• [Exercise brief]: Where the word "Oscar" occurs in a line, return that line.

• [Recorded data]:
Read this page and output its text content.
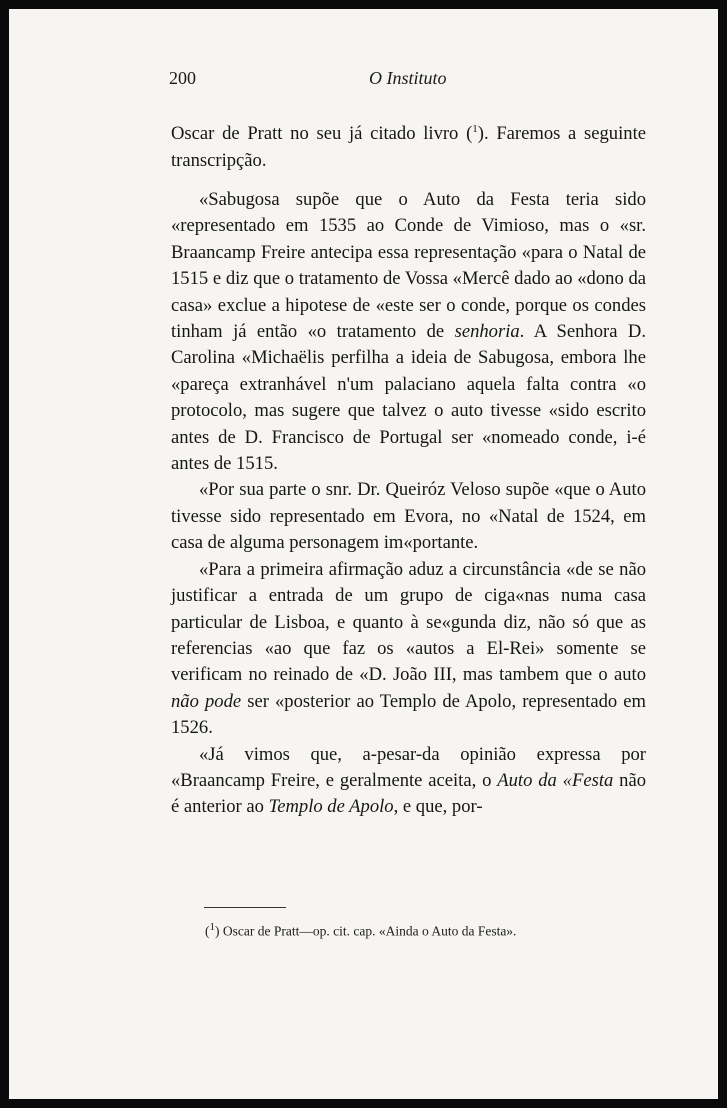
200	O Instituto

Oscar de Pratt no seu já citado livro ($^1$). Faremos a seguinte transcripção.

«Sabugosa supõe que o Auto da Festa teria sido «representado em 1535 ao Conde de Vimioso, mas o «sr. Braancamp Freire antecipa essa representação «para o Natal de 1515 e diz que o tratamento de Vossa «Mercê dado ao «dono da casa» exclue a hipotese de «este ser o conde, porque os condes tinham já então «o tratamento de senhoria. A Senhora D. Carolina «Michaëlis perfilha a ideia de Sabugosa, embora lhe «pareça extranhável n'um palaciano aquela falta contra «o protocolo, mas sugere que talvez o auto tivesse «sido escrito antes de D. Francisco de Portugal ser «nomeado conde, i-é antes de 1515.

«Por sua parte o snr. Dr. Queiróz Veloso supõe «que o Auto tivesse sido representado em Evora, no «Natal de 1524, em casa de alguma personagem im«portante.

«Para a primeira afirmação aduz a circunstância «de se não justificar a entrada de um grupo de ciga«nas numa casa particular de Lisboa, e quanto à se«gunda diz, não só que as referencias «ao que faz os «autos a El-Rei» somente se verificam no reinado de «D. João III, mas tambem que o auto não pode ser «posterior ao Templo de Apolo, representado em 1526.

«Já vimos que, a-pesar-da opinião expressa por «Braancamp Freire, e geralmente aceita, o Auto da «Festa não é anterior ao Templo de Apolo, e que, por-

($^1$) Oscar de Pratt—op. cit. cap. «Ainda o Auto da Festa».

• [The answer]:
Oscar de Pratt no seu já citado livro ($^1$). Faremos a seguinte transcripção.
($^1$) Oscar de Pratt—op. cit. cap. «Ainda o Auto da Festa».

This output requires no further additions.